— BEGIN GIVEN DATA —
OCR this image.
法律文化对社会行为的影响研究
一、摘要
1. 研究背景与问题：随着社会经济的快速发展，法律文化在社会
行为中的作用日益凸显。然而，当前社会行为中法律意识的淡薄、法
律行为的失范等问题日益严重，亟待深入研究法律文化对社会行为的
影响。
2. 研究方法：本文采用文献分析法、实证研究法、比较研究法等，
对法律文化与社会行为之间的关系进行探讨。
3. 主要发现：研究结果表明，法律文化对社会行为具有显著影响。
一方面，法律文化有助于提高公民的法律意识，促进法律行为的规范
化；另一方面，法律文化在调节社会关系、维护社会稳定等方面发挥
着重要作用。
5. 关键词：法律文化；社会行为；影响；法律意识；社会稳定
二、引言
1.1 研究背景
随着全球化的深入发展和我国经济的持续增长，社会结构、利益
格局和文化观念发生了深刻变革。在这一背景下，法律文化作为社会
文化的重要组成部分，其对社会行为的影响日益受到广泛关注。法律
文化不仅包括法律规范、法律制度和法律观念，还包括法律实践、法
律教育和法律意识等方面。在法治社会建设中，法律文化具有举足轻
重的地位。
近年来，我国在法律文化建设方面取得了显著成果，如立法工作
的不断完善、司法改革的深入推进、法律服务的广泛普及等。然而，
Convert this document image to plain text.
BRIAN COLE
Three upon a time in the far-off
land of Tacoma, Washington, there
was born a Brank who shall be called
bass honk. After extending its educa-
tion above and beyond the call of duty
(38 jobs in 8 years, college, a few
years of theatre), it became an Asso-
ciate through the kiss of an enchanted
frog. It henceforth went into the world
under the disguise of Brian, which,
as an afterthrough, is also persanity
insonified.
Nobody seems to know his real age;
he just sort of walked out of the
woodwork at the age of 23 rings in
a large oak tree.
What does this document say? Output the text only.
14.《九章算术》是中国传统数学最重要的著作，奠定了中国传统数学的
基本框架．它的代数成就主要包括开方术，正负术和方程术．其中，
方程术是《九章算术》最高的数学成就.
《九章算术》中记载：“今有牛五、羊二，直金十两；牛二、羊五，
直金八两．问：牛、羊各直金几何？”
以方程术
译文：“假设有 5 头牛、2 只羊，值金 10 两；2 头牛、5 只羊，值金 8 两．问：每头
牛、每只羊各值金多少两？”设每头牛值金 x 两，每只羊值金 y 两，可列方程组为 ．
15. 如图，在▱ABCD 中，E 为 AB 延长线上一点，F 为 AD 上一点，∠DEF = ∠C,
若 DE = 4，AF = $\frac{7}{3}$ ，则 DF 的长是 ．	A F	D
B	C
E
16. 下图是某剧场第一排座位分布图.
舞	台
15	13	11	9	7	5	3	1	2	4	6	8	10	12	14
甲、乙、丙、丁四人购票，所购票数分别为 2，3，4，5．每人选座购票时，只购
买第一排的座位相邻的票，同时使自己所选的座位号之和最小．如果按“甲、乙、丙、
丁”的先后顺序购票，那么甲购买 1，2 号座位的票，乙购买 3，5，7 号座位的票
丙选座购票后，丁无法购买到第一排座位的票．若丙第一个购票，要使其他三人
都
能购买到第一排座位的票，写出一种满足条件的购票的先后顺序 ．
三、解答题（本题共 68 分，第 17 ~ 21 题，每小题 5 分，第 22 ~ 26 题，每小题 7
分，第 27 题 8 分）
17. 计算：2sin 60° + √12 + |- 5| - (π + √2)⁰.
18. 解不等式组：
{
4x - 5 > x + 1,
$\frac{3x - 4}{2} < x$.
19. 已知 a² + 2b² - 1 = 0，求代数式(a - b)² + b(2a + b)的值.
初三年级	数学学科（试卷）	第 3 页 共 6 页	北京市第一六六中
— END GIVEN DATA —
Without leaving anything out, quote all the data.

OCR this image.
法律文化对社会行为的影响研究
一、摘要
1. 研究背景与问题：随着社会经济的快速发展，法律文化在社会
行为中的作用日益凸显。然而，当前社会行为中法律意识的淡薄、法
律行为的失范等问题日益严重，亟待深入研究法律文化对社会行为的
影响。
2. 研究方法：本文采用文献分析法、实证研究法、比较研究法等，
对法律文化与社会行为之间的关系进行探讨。
3. 主要发现：研究结果表明，法律文化对社会行为具有显著影响。
一方面，法律文化有助于提高公民的法律意识，促进法律行为的规范
化；另一方面，法律文化在调节社会关系、维护社会稳定等方面发挥
着重要作用。
5. 关键词：法律文化；社会行为；影响；法律意识；社会稳定
二、引言
1.1 研究背景
随着全球化的深入发展和我国经济的持续增长，社会结构、利益
格局和文化观念发生了深刻变革。在这一背景下，法律文化作为社会
文化的重要组成部分，其对社会行为的影响日益受到广泛关注。法律
文化不仅包括法律规范、法律制度和法律观念，还包括法律实践、法
律教育和法律意识等方面。在法治社会建设中，法律文化具有举足轻
重的地位。
近年来，我国在法律文化建设方面取得了显著成果，如立法工作
的不断完善、司法改革的深入推进、法律服务的广泛普及等。然而，
Convert this document image to plain text.
BRIAN COLE
Three upon a time in the far-off
land of Tacoma, Washington, there
was born a Brank who shall be called
bass honk. After extending its educa-
tion above and beyond the call of duty
(38 jobs in 8 years, college, a few
years of theatre), it became an Asso-
ciate through the kiss of an enchanted
frog. It henceforth went into the world
under the disguise of Brian, which,
as an afterthrough, is also persanity
insonified.
Nobody seems to know his real age;
he just sort of walked out of the
woodwork at the age of 23 rings in
a large oak tree.
What does this document say? Output the text only.
14.《九章算术》是中国传统数学最重要的著作，奠定了中国传统数学的
基本框架．它的代数成就主要包括开方术，正负术和方程术．其中，
方程术是《九章算术》最高的数学成就.
《九章算术》中记载：“今有牛五、羊二，直金十两；牛二、羊五，
直金八两．问：牛、羊各直金几何？”
以方程术
译文：“假设有 5 头牛、2 只羊，值金 10 两；2 头牛、5 只羊，值金 8 两．问：每头
牛、每只羊各值金多少两？”设每头牛值金 x 两，每只羊值金 y 两，可列方程组为 ．
15. 如图，在▱ABCD 中，E 为 AB 延长线上一点，F 为 AD 上一点，∠DEF = ∠C,
若 DE = 4，AF = $\frac{7}{3}$ ，则 DF 的长是 ．	A F	D
B	C
E
16. 下图是某剧场第一排座位分布图.
舞	台
15	13	11	9	7	5	3	1	2	4	6	8	10	12	14
甲、乙、丙、丁四人购票，所购票数分别为 2，3，4，5．每人选座购票时，只购
买第一排的座位相邻的票，同时使自己所选的座位号之和最小．如果按“甲、乙、丙、
丁”的先后顺序购票，那么甲购买 1，2 号座位的票，乙购买 3，5，7 号座位的票
丙选座购票后，丁无法购买到第一排座位的票．若丙第一个购票，要使其他三人
都
能购买到第一排座位的票，写出一种满足条件的购票的先后顺序 ．
三、解答题（本题共 68 分，第 17 ~ 21 题，每小题 5 分，第 22 ~ 26 题，每小题 7
分，第 27 题 8 分）
17. 计算：2sin 60° + √12 + |- 5| - (π + √2)⁰.
18. 解不等式组：
{
4x - 5 > x + 1,
$\frac{3x - 4}{2} < x$.
19. 已知 a² + 2b² - 1 = 0，求代数式(a - b)² + b(2a + b)的值.
初三年级	数学学科（试卷）	第 3 页 共 6 页	北京市第一六六中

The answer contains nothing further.